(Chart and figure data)

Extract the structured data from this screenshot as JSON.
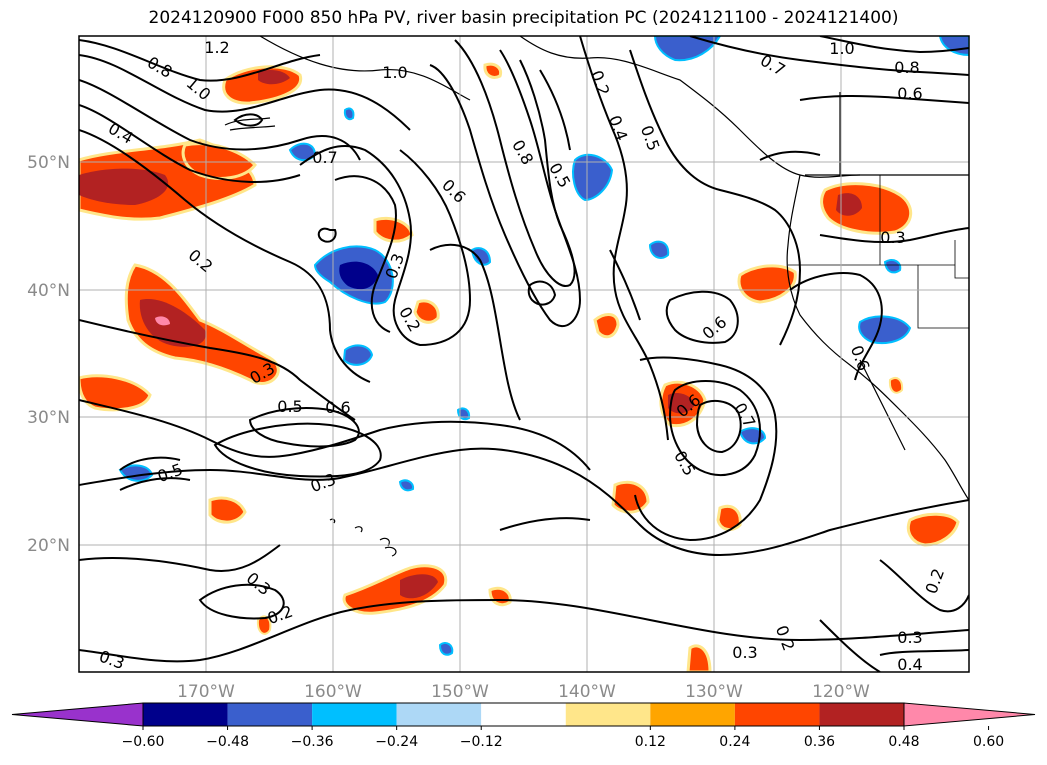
{
  "title": "2024120900 F000 850 hPa PV, river basin precipitation PC (2024121100 - 2024121400)",
  "map": {
    "lat_labels": [
      "50°N",
      "40°N",
      "30°N",
      "20°N"
    ],
    "lon_labels": [
      "170°W",
      "160°W",
      "150°W",
      "140°W",
      "130°W",
      "120°W"
    ],
    "contour_labels": [
      "1.2",
      "0.8",
      "1.0",
      "0.4",
      "0.7",
      "1.0",
      "0.8",
      "0.5",
      "0.4",
      "0.5",
      "0.6",
      "0.7",
      "1.0",
      "0.8",
      "0.6",
      "0.3",
      "0.2",
      "0.2",
      "0.3",
      "0.3",
      "0.5",
      "0.6",
      "0.6",
      "0.6",
      "0.5",
      "0.7",
      "0.5",
      "0.3",
      "0.3",
      "0.2",
      "0.2",
      "0.3",
      "0.2",
      "0.3",
      "0.3",
      "0.4",
      "0.2",
      "0.6"
    ],
    "colors": {
      "land_outline": "#000000",
      "grid": "#b0b0b0",
      "contour": "#000000"
    }
  },
  "colorbar": {
    "ticks": [
      "−0.60",
      "−0.48",
      "−0.36",
      "−0.24",
      "−0.12",
      "0.12",
      "0.24",
      "0.36",
      "0.48",
      "0.60"
    ],
    "colors": [
      "#9932cc",
      "#00008b",
      "#3a5fcd",
      "#00bfff",
      "#add8f6",
      "#ffffff",
      "#ffe68a",
      "#ffa500",
      "#ff4500",
      "#b22222",
      "#ff88aa"
    ]
  }
}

__EXERCISE BRIEF__
Return the whole listing, word for word, and leave out every picture.

__COMPLETE OUTPUT__
Extract the structured data from this screenshot as JSON.
{
  "title": "2024120900 F000 850 hPa PV, river basin precipitation PC (2024121100 - 2024121400)",
  "map": {
    "lat_labels": [
      "50°N",
      "40°N",
      "30°N",
      "20°N"
    ],
    "lon_labels": [
      "170°W",
      "160°W",
      "150°W",
      "140°W",
      "130°W",
      "120°W"
    ],
    "contour_labels": [
      "1.2",
      "0.8",
      "1.0",
      "0.4",
      "0.7",
      "1.0",
      "0.8",
      "0.5",
      "0.4",
      "0.5",
      "0.6",
      "0.7",
      "1.0",
      "0.8",
      "0.6",
      "0.3",
      "0.2",
      "0.2",
      "0.3",
      "0.3",
      "0.5",
      "0.6",
      "0.6",
      "0.6",
      "0.5",
      "0.7",
      "0.5",
      "0.3",
      "0.3",
      "0.2",
      "0.2",
      "0.3",
      "0.2",
      "0.3",
      "0.3",
      "0.4",
      "0.2",
      "0.6"
    ],
    "colors": {
      "land_outline": "#000000",
      "grid": "#b0b0b0",
      "contour": "#000000"
    }
  },
  "colorbar": {
    "ticks": [
      "−0.60",
      "−0.48",
      "−0.36",
      "−0.24",
      "−0.12",
      "0.12",
      "0.24",
      "0.36",
      "0.48",
      "0.60"
    ],
    "colors": [
      "#9932cc",
      "#00008b",
      "#3a5fcd",
      "#00bfff",
      "#add8f6",
      "#ffffff",
      "#ffe68a",
      "#ffa500",
      "#ff4500",
      "#b22222",
      "#ff88aa"
    ]
  }
}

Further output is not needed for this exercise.